■ Problem requirements:
Verbatim output of all the material below is required.

■ Stored data entries:
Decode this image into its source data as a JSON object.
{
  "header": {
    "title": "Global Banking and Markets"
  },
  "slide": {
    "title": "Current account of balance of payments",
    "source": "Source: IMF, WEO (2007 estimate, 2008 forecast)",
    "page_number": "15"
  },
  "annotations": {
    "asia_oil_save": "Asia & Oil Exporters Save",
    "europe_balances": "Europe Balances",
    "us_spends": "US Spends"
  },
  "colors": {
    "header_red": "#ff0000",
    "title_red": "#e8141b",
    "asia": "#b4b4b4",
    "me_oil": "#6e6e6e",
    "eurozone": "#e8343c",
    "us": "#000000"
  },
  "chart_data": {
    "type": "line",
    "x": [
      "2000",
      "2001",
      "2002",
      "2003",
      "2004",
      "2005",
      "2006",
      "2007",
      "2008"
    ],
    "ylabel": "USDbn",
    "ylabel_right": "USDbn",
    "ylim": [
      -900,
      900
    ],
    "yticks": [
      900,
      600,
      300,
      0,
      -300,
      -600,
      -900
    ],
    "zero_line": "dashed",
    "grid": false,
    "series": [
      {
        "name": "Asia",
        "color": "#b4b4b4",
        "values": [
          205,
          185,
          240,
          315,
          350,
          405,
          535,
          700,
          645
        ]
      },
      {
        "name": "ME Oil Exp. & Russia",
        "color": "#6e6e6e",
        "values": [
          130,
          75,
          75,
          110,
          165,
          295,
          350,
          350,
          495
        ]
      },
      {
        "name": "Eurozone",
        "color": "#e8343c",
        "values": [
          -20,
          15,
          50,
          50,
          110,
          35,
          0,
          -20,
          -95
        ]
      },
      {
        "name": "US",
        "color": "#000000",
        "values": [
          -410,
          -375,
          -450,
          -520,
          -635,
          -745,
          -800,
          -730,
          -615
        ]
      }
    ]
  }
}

■ Solved problem:
Decode this image into its source data as a JSON object.
{
  "header": {
    "title": "Global Banking and Markets"
  },
  "slide": {
    "title": "Current account of balance of payments",
    "source": "Source: IMF, WEO (2007 estimate, 2008 forecast)",
    "page_number": "15"
  },
  "annotations": {
    "asia_oil_save": "Asia & Oil Exporters Save",
    "europe_balances": "Europe Balances",
    "us_spends": "US Spends"
  },
  "colors": {
    "header_red": "#ff0000",
    "title_red": "#e8141b",
    "asia": "#b4b4b4",
    "me_oil": "#6e6e6e",
    "eurozone": "#e8343c",
    "us": "#000000"
  },
  "chart_data": {
    "type": "line",
    "x": [
      "2000",
      "2001",
      "2002",
      "2003",
      "2004",
      "2005",
      "2006",
      "2007",
      "2008"
    ],
    "ylabel": "USDbn",
    "ylabel_right": "USDbn",
    "ylim": [
      -900,
      900
    ],
    "yticks": [
      900,
      600,
      300,
      0,
      -300,
      -600,
      -900
    ],
    "zero_line": "dashed",
    "grid": false,
    "series": [
      {
        "name": "Asia",
        "color": "#b4b4b4",
        "values": [
          205,
          185,
          240,
          315,
          350,
          405,
          535,
          700,
          645
        ]
      },
      {
        "name": "ME Oil Exp. & Russia",
        "color": "#6e6e6e",
        "values": [
          130,
          75,
          75,
          110,
          165,
          295,
          350,
          350,
          495
        ]
      },
      {
        "name": "Eurozone",
        "color": "#e8343c",
        "values": [
          -20,
          15,
          50,
          50,
          110,
          35,
          0,
          -20,
          -95
        ]
      },
      {
        "name": "US",
        "color": "#000000",
        "values": [
          -410,
          -375,
          -450,
          -520,
          -635,
          -745,
          -800,
          -730,
          -615
        ]
      }
    ]
  }
}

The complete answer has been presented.